(Collected data)
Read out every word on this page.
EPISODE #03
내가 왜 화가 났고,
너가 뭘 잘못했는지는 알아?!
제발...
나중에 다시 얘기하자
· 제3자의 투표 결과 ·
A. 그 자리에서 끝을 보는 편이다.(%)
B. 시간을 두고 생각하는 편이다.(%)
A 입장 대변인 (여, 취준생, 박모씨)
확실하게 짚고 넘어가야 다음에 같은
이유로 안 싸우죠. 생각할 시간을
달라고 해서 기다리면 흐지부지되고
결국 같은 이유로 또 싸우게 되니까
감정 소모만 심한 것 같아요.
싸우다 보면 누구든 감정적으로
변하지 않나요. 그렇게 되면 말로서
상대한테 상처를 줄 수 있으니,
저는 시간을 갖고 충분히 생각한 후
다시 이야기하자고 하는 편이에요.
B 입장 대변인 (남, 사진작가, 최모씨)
--
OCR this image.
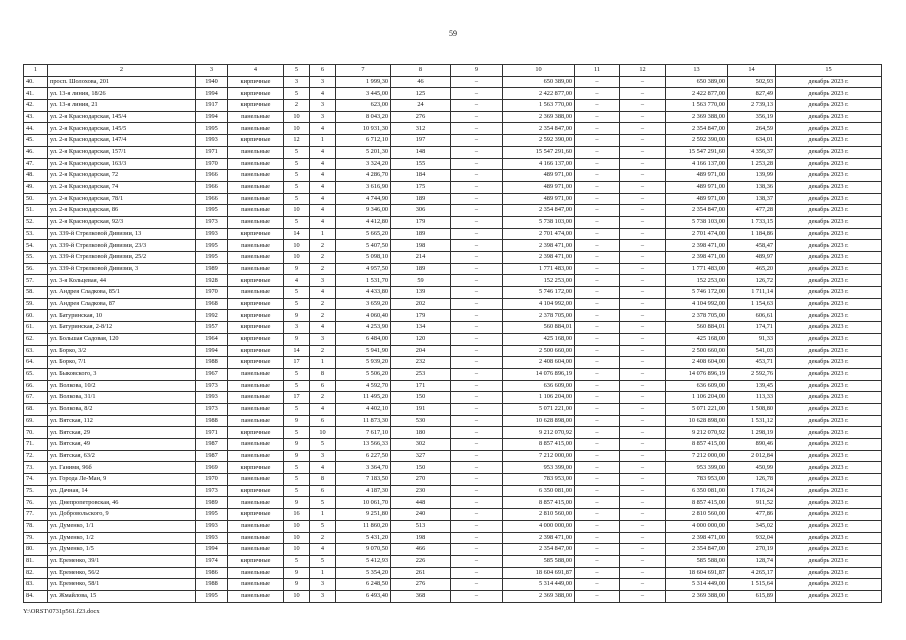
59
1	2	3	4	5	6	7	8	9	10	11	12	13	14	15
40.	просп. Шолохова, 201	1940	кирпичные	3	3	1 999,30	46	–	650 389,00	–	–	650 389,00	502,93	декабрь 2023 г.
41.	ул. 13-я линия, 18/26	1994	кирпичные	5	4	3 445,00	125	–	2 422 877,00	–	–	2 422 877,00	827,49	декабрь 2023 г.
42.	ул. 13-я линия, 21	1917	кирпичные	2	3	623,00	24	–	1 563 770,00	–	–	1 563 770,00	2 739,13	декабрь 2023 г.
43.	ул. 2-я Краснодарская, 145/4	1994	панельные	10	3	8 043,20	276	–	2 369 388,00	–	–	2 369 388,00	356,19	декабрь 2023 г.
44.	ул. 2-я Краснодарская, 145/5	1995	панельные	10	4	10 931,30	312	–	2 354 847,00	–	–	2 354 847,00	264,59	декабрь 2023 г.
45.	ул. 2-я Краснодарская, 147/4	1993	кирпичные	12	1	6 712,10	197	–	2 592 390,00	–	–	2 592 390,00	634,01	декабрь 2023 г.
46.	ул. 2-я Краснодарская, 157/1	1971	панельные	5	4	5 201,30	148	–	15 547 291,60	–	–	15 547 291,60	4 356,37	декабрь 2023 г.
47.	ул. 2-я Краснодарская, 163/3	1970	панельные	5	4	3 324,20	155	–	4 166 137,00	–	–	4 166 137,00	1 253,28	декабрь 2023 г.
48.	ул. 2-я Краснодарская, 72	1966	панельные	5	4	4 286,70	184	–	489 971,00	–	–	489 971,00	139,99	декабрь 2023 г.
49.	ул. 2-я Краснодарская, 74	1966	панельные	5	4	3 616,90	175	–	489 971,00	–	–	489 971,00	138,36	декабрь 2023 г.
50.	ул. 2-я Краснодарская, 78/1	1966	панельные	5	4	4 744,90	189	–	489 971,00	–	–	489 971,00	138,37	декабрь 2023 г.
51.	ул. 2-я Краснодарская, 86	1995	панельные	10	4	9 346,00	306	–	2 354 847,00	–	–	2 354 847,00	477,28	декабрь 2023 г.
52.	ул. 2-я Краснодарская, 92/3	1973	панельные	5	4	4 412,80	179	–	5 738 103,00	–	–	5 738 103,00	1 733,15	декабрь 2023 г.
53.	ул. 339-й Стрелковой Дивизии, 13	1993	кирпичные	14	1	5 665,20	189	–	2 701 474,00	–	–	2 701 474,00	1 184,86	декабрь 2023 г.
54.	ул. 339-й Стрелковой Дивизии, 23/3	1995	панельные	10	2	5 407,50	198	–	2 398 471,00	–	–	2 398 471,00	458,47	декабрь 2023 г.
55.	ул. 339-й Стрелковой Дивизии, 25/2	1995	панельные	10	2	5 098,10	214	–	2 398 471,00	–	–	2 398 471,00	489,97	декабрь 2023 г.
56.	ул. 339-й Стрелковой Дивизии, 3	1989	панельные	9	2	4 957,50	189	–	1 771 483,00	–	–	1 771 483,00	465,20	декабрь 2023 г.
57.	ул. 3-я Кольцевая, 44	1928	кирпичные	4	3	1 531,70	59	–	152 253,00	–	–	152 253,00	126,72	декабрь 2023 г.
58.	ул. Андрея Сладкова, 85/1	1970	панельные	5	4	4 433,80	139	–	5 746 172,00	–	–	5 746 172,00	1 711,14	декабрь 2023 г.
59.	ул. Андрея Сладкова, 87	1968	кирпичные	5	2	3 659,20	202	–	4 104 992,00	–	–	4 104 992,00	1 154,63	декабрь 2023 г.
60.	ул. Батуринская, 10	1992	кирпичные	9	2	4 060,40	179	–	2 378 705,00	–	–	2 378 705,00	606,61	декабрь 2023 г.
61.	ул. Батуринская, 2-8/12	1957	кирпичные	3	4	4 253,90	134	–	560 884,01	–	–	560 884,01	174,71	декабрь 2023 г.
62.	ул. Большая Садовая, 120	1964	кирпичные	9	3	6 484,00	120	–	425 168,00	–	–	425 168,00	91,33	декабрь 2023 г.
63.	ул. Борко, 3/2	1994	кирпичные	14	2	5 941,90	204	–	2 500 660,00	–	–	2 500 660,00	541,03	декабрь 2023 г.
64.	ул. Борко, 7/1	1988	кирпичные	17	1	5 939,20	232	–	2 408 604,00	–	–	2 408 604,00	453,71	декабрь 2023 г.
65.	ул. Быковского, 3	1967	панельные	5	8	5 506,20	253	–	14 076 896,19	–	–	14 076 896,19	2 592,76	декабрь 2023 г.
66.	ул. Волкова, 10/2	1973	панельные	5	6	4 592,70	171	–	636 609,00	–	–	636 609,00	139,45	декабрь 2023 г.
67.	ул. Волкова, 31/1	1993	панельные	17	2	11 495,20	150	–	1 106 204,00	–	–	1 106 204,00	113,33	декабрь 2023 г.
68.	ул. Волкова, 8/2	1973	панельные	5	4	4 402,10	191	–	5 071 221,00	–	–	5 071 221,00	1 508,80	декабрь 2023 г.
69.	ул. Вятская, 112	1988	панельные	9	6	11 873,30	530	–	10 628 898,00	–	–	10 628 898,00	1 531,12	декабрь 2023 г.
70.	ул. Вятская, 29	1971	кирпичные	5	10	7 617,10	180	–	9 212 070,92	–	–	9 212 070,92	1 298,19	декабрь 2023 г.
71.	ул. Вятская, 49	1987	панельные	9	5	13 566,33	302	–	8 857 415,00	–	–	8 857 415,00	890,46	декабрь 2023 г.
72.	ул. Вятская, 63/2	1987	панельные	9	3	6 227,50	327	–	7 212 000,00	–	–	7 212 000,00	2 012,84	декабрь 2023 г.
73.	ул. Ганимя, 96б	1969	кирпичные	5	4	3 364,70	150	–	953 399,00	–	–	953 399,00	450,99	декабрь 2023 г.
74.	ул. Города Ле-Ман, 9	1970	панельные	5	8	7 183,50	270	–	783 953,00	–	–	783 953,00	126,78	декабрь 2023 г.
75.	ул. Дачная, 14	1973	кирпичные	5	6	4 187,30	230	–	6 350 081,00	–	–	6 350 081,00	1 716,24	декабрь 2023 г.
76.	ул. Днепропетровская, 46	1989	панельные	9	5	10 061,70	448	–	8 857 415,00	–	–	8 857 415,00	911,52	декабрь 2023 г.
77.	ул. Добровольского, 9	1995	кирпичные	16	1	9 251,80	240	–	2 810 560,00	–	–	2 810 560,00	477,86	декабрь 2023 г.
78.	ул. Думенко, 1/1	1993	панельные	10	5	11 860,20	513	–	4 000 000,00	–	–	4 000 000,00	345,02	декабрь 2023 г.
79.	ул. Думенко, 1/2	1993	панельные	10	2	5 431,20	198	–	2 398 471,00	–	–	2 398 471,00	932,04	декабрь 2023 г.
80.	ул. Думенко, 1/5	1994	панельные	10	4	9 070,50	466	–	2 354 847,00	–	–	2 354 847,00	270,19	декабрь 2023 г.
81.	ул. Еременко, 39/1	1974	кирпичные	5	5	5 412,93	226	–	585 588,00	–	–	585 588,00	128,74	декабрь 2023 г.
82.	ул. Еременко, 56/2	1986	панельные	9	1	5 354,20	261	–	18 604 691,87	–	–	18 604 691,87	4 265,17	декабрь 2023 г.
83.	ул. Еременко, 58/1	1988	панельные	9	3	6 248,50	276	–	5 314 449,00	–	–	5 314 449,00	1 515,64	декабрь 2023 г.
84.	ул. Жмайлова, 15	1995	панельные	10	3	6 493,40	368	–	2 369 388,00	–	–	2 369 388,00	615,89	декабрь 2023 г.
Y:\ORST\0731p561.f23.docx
* * *
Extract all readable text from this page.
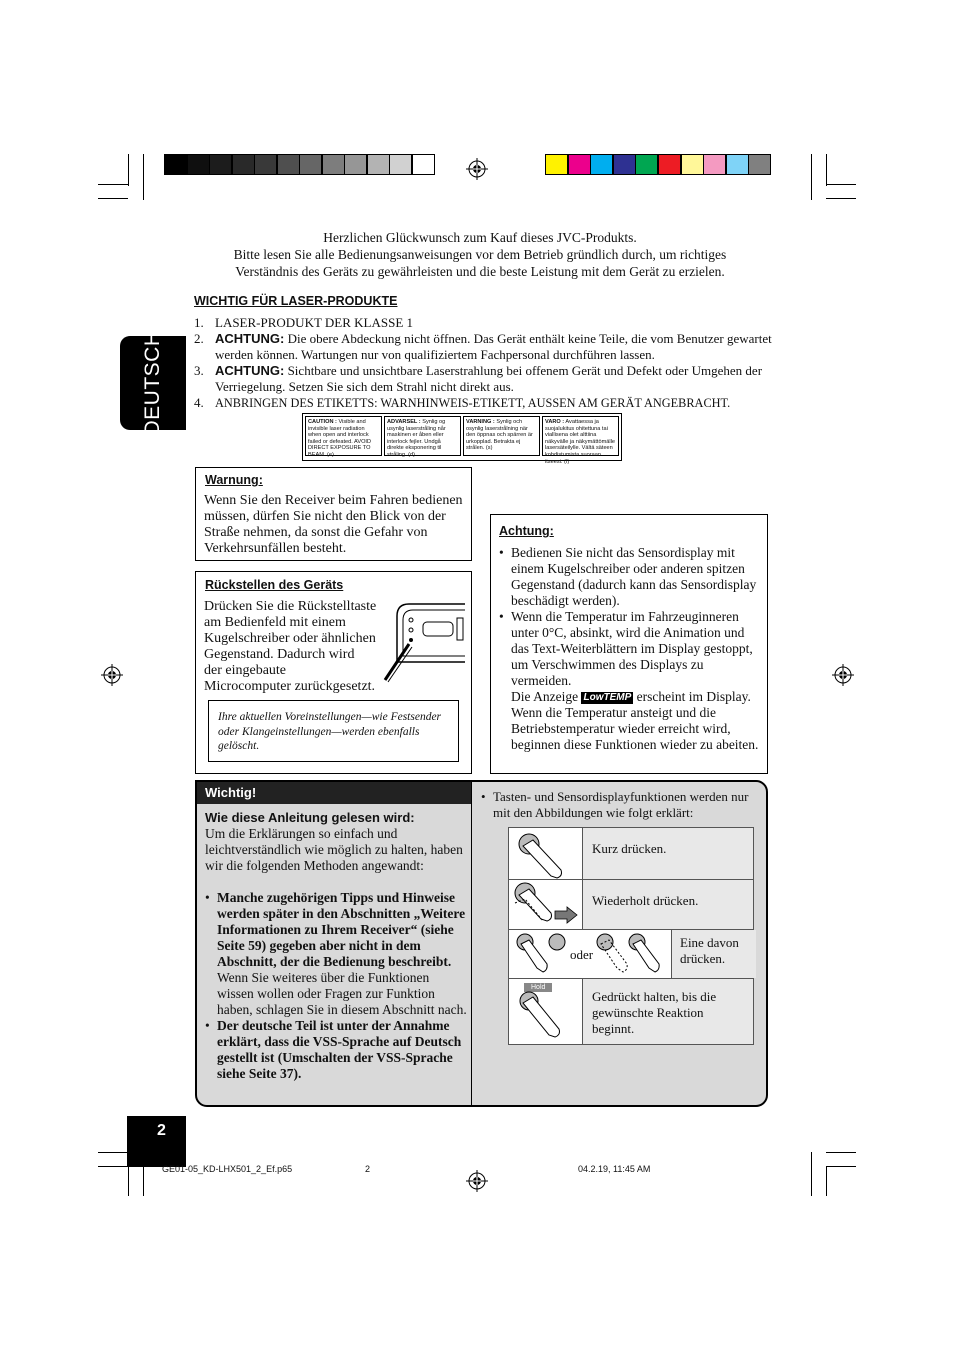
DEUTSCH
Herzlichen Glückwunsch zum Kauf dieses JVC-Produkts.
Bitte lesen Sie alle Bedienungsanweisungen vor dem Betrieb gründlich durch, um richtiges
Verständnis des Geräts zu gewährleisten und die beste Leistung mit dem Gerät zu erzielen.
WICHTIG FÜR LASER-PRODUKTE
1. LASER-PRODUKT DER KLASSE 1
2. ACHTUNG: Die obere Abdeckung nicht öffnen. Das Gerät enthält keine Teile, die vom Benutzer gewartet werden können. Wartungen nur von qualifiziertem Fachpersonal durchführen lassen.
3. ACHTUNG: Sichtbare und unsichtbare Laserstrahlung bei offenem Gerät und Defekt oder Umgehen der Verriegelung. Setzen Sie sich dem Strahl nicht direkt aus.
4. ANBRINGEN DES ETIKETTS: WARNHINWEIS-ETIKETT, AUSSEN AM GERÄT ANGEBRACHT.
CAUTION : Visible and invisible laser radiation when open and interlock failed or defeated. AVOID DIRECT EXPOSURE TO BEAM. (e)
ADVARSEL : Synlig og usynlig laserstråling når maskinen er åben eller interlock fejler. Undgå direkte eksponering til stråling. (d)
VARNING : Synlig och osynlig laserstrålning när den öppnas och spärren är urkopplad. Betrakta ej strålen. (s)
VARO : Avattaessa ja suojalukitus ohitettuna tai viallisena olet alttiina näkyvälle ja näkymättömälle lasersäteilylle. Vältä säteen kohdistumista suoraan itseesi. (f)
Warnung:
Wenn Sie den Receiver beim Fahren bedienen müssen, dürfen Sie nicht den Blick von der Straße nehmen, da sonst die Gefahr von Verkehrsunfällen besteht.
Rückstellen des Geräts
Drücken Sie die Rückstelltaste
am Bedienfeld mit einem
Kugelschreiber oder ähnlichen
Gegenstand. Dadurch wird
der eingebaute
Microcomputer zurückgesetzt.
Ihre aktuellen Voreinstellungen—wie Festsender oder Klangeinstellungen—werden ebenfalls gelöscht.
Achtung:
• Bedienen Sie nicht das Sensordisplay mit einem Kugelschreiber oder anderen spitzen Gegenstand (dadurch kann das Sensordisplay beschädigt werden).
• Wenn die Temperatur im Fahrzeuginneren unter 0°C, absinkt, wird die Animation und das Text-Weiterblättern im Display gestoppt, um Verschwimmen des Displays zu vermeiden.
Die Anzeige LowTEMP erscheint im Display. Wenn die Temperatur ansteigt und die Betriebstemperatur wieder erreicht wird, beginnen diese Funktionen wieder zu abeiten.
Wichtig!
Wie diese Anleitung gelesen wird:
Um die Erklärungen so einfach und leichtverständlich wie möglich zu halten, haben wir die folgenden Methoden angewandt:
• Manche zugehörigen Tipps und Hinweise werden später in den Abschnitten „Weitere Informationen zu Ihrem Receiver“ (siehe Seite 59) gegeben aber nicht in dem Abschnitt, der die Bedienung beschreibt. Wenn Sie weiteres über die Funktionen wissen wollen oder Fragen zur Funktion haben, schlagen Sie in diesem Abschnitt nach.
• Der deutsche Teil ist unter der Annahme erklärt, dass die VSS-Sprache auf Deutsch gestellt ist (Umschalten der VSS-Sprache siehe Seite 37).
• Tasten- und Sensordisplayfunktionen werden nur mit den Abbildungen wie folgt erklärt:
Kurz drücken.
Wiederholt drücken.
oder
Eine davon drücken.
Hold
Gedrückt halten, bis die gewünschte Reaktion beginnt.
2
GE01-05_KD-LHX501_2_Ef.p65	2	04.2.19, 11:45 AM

WORK INSTRUCTIONS: Find the word "Geräts" in the entries, and copy every line it shows up in.

ANSWER TO THIS PROBLEM:
Verständnis des Geräts zu gewährleisten und die beste Leistung mit dem Gerät zu erzielen.
Rückstellen des Geräts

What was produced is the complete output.